▶ _Problem to work on_:
Rewrite only the material from the line with "plus-icon — [104, 487, 128, 511]" up to and including the line with "tab-label: Account — [392, 865, 455, 884]", changing "Add Review" to "New Review" and leaving everything else unchanged.

▶ _Material supplied_:

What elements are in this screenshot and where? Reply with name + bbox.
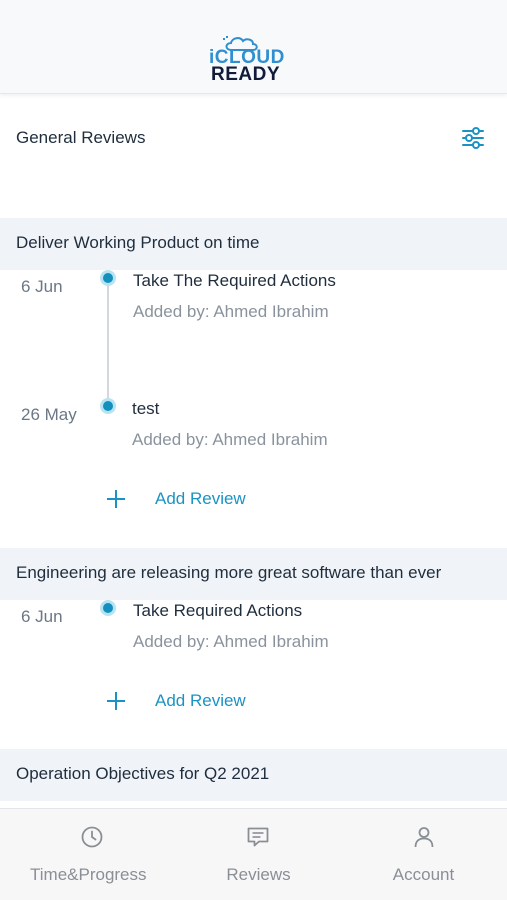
plus-icon — [104, 487, 128, 511]
review-title[interactable]: Take The Required Actions — [133, 271, 336, 291]
review-title[interactable]: test — [132, 399, 159, 419]
add-review-label: Add Review — [155, 489, 246, 508]
tab-label: Account — [392, 865, 455, 884]
bottom-tab-bar: Time&Progress Reviews Account — [0, 808, 507, 900]
page-title: General Reviews — [16, 128, 146, 147]
add-review-button[interactable]: Add Review — [104, 689, 264, 719]
review-title[interactable]: Take Required Actions — [133, 601, 302, 621]
group-title: Deliver Working Product on time — [16, 233, 260, 252]
app-logo: iCLOUD READY — [209, 36, 301, 84]
timeline-line — [107, 280, 109, 406]
timeline-dot — [100, 600, 116, 616]
add-review-button[interactable]: Add Review — [104, 487, 264, 517]
entry-date: 6 Jun — [21, 277, 63, 296]
logo-text-bottom: READY — [211, 64, 281, 85]
person-icon — [414, 827, 434, 848]
review-author: Added by: Ahmed Ibrahim — [133, 632, 329, 651]
tab-label: Reviews — [226, 865, 291, 884]
group-header: Engineering are releasing more great sof… — [0, 548, 507, 600]
add-review-label: Add Review — [155, 691, 246, 710]
entry-date: 6 Jun — [21, 607, 63, 626]
group-header: Operation Objectives for Q2 2021 — [0, 749, 507, 801]
clock-icon — [81, 826, 103, 848]
tab-account[interactable]: Account — [339, 809, 507, 900]
tab-label: Time&Progress — [30, 865, 147, 884]
review-author: Added by: Ahmed Ibrahim — [133, 302, 329, 321]
group-header: Deliver Working Product on time — [0, 218, 507, 270]
group-title: Operation Objectives for Q2 2021 — [16, 764, 270, 783]
review-author: Added by: Ahmed Ibrahim — [132, 430, 328, 449]
tab-reviews[interactable]: Reviews — [174, 809, 343, 900]
group-title: Engineering are releasing more great sof… — [16, 563, 442, 582]
plus-icon — [104, 689, 128, 713]
chat-icon — [247, 827, 269, 847]
entry-date: 26 May — [21, 405, 77, 424]
filter-icon[interactable] — [461, 126, 485, 150]
timeline-dot — [100, 398, 116, 414]
tab-time-progress[interactable]: Time&Progress — [8, 809, 177, 900]
app-header: iCLOUD READY — [0, 0, 507, 94]
timeline-dot — [100, 270, 116, 286]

▶ _Task solution_:
plus-icon — [104, 487, 128, 511]
review-title[interactable]: Take The Required Actions — [133, 271, 336, 291]
review-title[interactable]: test — [132, 399, 159, 419]
add-review-label: New Review — [155, 489, 246, 508]
tab-label: Account — [392, 865, 455, 884]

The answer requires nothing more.